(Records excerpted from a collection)
——
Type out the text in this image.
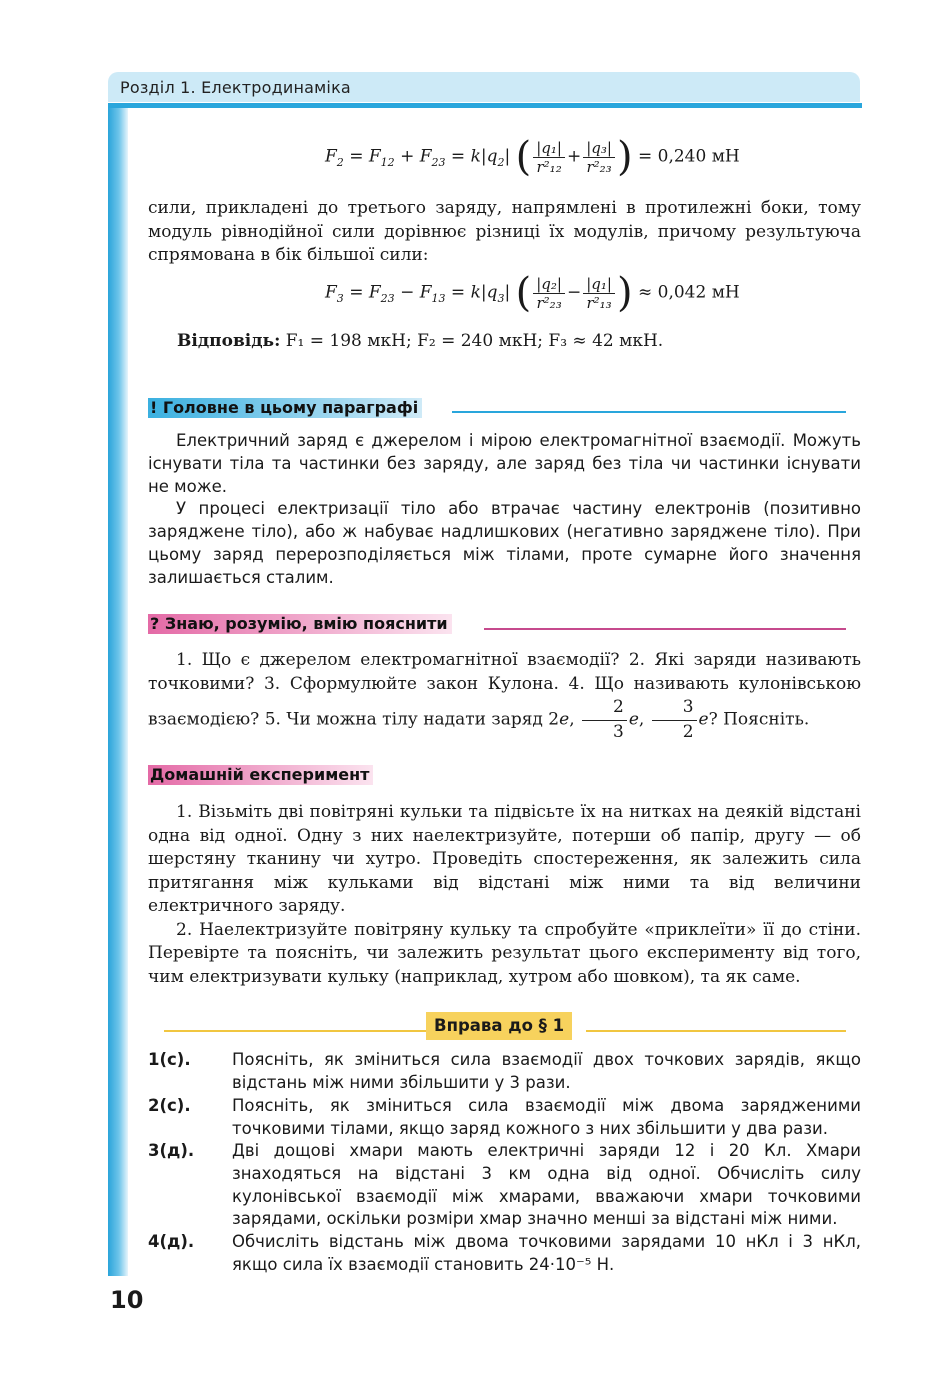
Розділ 1. Електродинаміка
$F_2 = F_{12} + F_{23} = k|q_2|$ ( $\frac{\text{|q₁|}}{\text{r²₁₂}} + \frac{\text{|q₃|}}{\text{r²₂₃}}$ ) = 0,240 мН
сили, прикладені до третього заряду, напрямлені в протилежні боки, тому модуль рівнодійної сили дорівнює різниці їх модулів, причому результуюча спрямована в бік більшої сили:
$F_3 = F_{23} - F_{13} = k|q_3|$ ( $\frac{\text{|q₂|}}{\text{r²₂₃}} - \frac{\text{|q₁|}}{\text{r²₁₃}}$ ) ≈ 0,042 мН
Відповідь: F₁ = 198 мкН; F₂ = 240 мкН; F₃ ≈ 42 мкН.
! Головне в цьому параграфі
Електричний заряд є джерелом і мірою електромагнітної взаємодії. Можуть існувати тіла та частинки без заряду, але заряд без тіла чи частинки існувати не може.
У процесі електризації тіло або втрачає частину електронів (позитивно заряджене тіло), або ж набуває надлишкових (негативно заряджене тіло). При цьому заряд перерозподіляється між тілами, проте сумарне його значення залишається сталим.
? Знаю, розумію, вмію пояснити
1. Що є джерелом електромагнітної взаємодії? 2. Які заряди називають точковими? 3. Сформулюйте закон Кулона. 4. Що називають кулонівською взаємодією? 5. Чи можна тілу надати заряд 2e, $\frac{2}{3} e$, $\frac{3}{2} e$? Поясніть.
Домашній експеримент
1. Візьміть дві повітряні кульки та підвісьте їх на нитках на деякій відстані одна від одної. Одну з них наелектризуйте, потерши об папір, другу — об шерстяну тканину чи хутро. Проведіть спостереження, як залежить сила притягання між кульками від відстані між ними та від величини електричного заряду.
2. Наелектризуйте повітряну кульку та спробуйте «приклеїти» її до стіни. Перевірте та поясніть, чи залежить результат цього експерименту від того, чим електризувати кульку (наприклад, хутром або шовком), та як саме.
Вправа до § 1
1(с).	Поясніть, як зміниться сила взаємодії двох точкових зарядів, якщо відстань між ними збільшити у 3 рази.
2(с).	Поясніть, як зміниться сила взаємодії між двома зарядженими точковими тілами, якщо заряд кожного з них збільшити у два рази.
3(д). Дві дощові хмари мають електричні заряди 12 і 20 Кл. Хмари знаходяться на відстані 3 км одна від одної. Обчисліть силу кулонівської взаємодії між хмарами, вважаючи хмари точковими зарядами, оскільки розміри хмар значно менші за відстані між ними.
4(д). Обчисліть відстань між двома точковими зарядами 10 нКл і 3 нКл, якщо сила їх взаємодії становить 24·10⁻⁵ Н.
10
——
**TASK**. Report every line in the data above in which the word "цьому" appears.

**RESULT BELOW**.
! Головне в цьому параграфі
У процесі електризації тіло або втрачає частину електронів (позитивно заряджене тіло), або ж набуває надлишкових (негативно заряджене тіло). При цьому заряд перерозподіляється між тілами, проте сумарне його значення залишається сталим.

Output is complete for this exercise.